### Problem
Filter this data down to the lines that hold "title", and copy them.

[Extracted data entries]
# # # # #

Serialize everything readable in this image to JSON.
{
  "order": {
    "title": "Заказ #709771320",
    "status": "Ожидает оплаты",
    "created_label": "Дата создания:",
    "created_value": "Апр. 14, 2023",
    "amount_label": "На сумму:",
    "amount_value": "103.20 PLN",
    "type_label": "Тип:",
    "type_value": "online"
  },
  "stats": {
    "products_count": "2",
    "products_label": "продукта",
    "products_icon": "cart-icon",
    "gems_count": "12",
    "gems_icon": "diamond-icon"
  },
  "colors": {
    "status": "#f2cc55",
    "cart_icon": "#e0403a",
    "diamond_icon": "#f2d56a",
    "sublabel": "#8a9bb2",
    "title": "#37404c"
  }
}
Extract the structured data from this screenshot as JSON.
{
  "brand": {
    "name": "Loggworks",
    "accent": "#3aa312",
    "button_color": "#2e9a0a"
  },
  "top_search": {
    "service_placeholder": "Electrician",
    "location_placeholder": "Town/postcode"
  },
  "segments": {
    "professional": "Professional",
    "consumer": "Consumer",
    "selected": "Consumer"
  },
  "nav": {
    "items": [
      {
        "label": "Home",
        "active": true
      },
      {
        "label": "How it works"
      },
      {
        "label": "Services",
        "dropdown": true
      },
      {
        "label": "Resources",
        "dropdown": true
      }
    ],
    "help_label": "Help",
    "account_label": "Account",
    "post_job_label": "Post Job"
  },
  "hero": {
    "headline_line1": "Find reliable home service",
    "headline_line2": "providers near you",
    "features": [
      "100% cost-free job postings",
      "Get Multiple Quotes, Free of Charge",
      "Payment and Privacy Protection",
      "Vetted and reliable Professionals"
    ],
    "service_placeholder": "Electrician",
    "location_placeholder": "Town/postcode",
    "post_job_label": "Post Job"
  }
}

# # # # #

### Exercise response
    "title": "Заказ #709771320",
    "title": "#37404c"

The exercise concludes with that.